■ Exercise brief
Return all of the lines below exactly as they are.

+++ Stored rows +++

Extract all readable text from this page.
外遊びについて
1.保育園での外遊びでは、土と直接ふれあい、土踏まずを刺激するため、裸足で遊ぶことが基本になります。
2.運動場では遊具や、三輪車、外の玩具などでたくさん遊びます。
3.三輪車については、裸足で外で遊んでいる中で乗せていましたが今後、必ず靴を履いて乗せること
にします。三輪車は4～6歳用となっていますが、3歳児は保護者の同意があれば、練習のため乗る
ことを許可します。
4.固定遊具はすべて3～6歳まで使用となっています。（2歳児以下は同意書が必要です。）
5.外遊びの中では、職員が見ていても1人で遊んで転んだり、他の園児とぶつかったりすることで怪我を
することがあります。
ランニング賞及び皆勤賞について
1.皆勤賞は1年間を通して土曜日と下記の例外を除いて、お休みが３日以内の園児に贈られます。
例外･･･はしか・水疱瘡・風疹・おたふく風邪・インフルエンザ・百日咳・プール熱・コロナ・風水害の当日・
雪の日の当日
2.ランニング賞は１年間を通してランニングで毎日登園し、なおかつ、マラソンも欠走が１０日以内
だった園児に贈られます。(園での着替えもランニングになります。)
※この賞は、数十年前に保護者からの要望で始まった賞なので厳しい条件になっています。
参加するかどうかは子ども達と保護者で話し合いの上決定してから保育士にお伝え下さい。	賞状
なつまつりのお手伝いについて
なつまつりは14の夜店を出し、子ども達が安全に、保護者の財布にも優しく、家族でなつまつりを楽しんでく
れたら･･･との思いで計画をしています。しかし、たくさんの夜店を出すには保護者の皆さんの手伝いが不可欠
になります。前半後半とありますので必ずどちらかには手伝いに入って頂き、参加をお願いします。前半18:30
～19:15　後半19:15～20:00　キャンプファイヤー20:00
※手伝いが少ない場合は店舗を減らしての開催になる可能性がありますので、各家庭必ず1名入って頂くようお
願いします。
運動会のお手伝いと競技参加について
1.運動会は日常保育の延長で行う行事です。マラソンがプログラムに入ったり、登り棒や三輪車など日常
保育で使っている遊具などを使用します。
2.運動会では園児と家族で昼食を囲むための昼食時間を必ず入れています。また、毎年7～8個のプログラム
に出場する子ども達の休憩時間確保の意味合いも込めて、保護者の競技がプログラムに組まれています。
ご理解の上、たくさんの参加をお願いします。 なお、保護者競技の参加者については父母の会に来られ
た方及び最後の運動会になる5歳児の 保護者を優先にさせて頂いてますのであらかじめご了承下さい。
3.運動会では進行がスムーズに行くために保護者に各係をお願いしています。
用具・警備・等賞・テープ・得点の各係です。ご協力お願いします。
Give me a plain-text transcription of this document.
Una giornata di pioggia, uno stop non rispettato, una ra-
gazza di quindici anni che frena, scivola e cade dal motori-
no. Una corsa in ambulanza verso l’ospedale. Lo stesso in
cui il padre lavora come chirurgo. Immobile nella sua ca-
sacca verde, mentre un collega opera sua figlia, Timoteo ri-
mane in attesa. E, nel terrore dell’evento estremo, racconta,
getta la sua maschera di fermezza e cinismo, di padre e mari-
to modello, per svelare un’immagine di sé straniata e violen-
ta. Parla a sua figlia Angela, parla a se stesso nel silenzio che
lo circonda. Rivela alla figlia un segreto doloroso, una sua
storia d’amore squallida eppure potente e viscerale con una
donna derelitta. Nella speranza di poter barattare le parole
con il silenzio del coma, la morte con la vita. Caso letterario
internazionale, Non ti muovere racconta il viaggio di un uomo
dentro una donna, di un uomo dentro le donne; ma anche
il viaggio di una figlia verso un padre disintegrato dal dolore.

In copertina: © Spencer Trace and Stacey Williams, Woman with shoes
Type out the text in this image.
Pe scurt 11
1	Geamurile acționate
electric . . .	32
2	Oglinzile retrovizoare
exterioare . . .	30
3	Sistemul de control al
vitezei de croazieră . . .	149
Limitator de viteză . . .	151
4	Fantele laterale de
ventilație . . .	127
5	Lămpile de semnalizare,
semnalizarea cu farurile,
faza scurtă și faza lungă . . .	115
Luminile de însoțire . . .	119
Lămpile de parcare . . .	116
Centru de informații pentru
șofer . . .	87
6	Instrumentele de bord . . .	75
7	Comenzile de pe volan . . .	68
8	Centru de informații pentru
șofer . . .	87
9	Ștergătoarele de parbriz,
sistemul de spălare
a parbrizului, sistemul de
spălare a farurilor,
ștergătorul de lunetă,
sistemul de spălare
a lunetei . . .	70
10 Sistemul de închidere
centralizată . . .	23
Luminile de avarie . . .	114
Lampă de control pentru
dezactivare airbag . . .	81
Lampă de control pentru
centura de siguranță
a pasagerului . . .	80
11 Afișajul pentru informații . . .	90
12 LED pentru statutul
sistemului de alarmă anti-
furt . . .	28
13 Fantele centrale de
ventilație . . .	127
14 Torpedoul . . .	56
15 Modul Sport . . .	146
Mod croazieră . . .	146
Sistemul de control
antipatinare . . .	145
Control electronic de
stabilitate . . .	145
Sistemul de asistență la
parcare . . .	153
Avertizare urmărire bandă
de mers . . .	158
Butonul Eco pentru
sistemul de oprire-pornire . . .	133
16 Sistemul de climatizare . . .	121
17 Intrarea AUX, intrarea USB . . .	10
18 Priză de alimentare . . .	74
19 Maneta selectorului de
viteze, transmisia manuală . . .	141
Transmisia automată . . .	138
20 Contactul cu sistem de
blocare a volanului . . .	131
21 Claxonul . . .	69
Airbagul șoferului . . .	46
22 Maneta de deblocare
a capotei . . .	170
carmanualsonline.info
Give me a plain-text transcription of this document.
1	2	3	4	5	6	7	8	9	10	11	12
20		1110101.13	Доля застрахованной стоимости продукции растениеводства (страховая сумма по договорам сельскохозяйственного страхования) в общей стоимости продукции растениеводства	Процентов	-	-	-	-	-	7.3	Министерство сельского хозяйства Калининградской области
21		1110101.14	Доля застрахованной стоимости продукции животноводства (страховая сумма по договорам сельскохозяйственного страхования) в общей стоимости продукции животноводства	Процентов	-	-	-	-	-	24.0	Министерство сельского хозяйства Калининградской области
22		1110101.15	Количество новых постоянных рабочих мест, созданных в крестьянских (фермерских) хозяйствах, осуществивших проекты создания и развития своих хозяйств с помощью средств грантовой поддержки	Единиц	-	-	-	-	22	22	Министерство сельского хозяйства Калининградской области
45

+++

■ Result of the exercise
Extract all readable text from this page.
外遊びについて
1.保育園での外遊びでは、土と直接ふれあい、土踏まずを刺激するため、裸足で遊ぶことが基本になります。
2.運動場では遊具や、三輪車、外の玩具などでたくさん遊びます。
3.三輪車については、裸足で外で遊んでいる中で乗せていましたが今後、必ず靴を履いて乗せること
にします。三輪車は4～6歳用となっていますが、3歳児は保護者の同意があれば、練習のため乗る
ことを許可します。
4.固定遊具はすべて3～6歳まで使用となっています。（2歳児以下は同意書が必要です。）
5.外遊びの中では、職員が見ていても1人で遊んで転んだり、他の園児とぶつかったりすることで怪我を
することがあります。
ランニング賞及び皆勤賞について
1.皆勤賞は1年間を通して土曜日と下記の例外を除いて、お休みが３日以内の園児に贈られます。
例外･･･はしか・水疱瘡・風疹・おたふく風邪・インフルエンザ・百日咳・プール熱・コロナ・風水害の当日・
雪の日の当日
2.ランニング賞は１年間を通してランニングで毎日登園し、なおかつ、マラソンも欠走が１０日以内
だった園児に贈られます。(園での着替えもランニングになります。)
※この賞は、数十年前に保護者からの要望で始まった賞なので厳しい条件になっています。
参加するかどうかは子ども達と保護者で話し合いの上決定してから保育士にお伝え下さい。	賞状
なつまつりのお手伝いについて
なつまつりは14の夜店を出し、子ども達が安全に、保護者の財布にも優しく、家族でなつまつりを楽しんでく
れたら･･･との思いで計画をしています。しかし、たくさんの夜店を出すには保護者の皆さんの手伝いが不可欠
になります。前半後半とありますので必ずどちらかには手伝いに入って頂き、参加をお願いします。前半18:30
～19:15　後半19:15～20:00　キャンプファイヤー20:00
※手伝いが少ない場合は店舗を減らしての開催になる可能性がありますので、各家庭必ず1名入って頂くようお
願いします。
運動会のお手伝いと競技参加について
1.運動会は日常保育の延長で行う行事です。マラソンがプログラムに入ったり、登り棒や三輪車など日常
保育で使っている遊具などを使用します。
2.運動会では園児と家族で昼食を囲むための昼食時間を必ず入れています。また、毎年7～8個のプログラム
に出場する子ども達の休憩時間確保の意味合いも込めて、保護者の競技がプログラムに組まれています。
ご理解の上、たくさんの参加をお願いします。 なお、保護者競技の参加者については父母の会に来られ
た方及び最後の運動会になる5歳児の 保護者を優先にさせて頂いてますのであらかじめご了承下さい。
3.運動会では進行がスムーズに行くために保護者に各係をお願いしています。
用具・警備・等賞・テープ・得点の各係です。ご協力お願いします。
Give me a plain-text transcription of this document.
Una giornata di pioggia, uno stop non rispettato, una ra-
gazza di quindici anni che frena, scivola e cade dal motori-
no. Una corsa in ambulanza verso l’ospedale. Lo stesso in
cui il padre lavora come chirurgo. Immobile nella sua ca-
sacca verde, mentre un collega opera sua figlia, Timoteo ri-
mane in attesa. E, nel terrore dell’evento estremo, racconta,
getta la sua maschera di fermezza e cinismo, di padre e mari-
to modello, per svelare un’immagine di sé straniata e violen-
ta. Parla a sua figlia Angela, parla a se stesso nel silenzio che
lo circonda. Rivela alla figlia un segreto doloroso, una sua
storia d’amore squallida eppure potente e viscerale con una
donna derelitta. Nella speranza di poter barattare le parole
con il silenzio del coma, la morte con la vita. Caso letterario
internazionale, Non ti muovere racconta il viaggio di un uomo
dentro una donna, di un uomo dentro le donne; ma anche
il viaggio di una figlia verso un padre disintegrato dal dolore.

In copertina: © Spencer Trace and Stacey Williams, Woman with shoes
Type out the text in this image.
Pe scurt 11
1	Geamurile acționate
electric . . .	32
2	Oglinzile retrovizoare
exterioare . . .	30
3	Sistemul de control al
vitezei de croazieră . . .	149
Limitator de viteză . . .	151
4	Fantele laterale de
ventilație . . .	127
5	Lămpile de semnalizare,
semnalizarea cu farurile,
faza scurtă și faza lungă . . .	115
Luminile de însoțire . . .	119
Lămpile de parcare . . .	116
Centru de informații pentru
șofer . . .	87
6	Instrumentele de bord . . .	75
7	Comenzile de pe volan . . .	68
8	Centru de informații pentru
șofer . . .	87
9	Ștergătoarele de parbriz,
sistemul de spălare
a parbrizului, sistemul de
spălare a farurilor,
ștergătorul de lunetă,
sistemul de spălare
a lunetei . . .	70
10 Sistemul de închidere
centralizată . . .	23
Luminile de avarie . . .	114
Lampă de control pentru
dezactivare airbag . . .	81
Lampă de control pentru
centura de siguranță
a pasagerului . . .	80
11 Afișajul pentru informații . . .	90
12 LED pentru statutul
sistemului de alarmă anti-
furt . . .	28
13 Fantele centrale de
ventilație . . .	127
14 Torpedoul . . .	56
15 Modul Sport . . .	146
Mod croazieră . . .	146
Sistemul de control
antipatinare . . .	145
Control electronic de
stabilitate . . .	145
Sistemul de asistență la
parcare . . .	153
Avertizare urmărire bandă
de mers . . .	158
Butonul Eco pentru
sistemul de oprire-pornire . . .	133
16 Sistemul de climatizare . . .	121
17 Intrarea AUX, intrarea USB . . .	10
18 Priză de alimentare . . .	74
19 Maneta selectorului de
viteze, transmisia manuală . . .	141
Transmisia automată . . .	138
20 Contactul cu sistem de
blocare a volanului . . .	131
21 Claxonul . . .	69
Airbagul șoferului . . .	46
22 Maneta de deblocare
a capotei . . .	170
carmanualsonline.info
Give me a plain-text transcription of this document.
1	2	3	4	5	6	7	8	9	10	11	12
20		1110101.13	Доля застрахованной стоимости продукции растениеводства (страховая сумма по договорам сельскохозяйственного страхования) в общей стоимости продукции растениеводства	Процентов	-	-	-	-	-	7.3	Министерство сельского хозяйства Калининградской области
21		1110101.14	Доля застрахованной стоимости продукции животноводства (страховая сумма по договорам сельскохозяйственного страхования) в общей стоимости продукции животноводства	Процентов	-	-	-	-	-	24.0	Министерство сельского хозяйства Калининградской области
22		1110101.15	Количество новых постоянных рабочих мест, созданных в крестьянских (фермерских) хозяйствах, осуществивших проекты создания и развития своих хозяйств с помощью средств грантовой поддержки	Единиц	-	-	-	-	22	22	Министерство сельского хозяйства Калининградской области
45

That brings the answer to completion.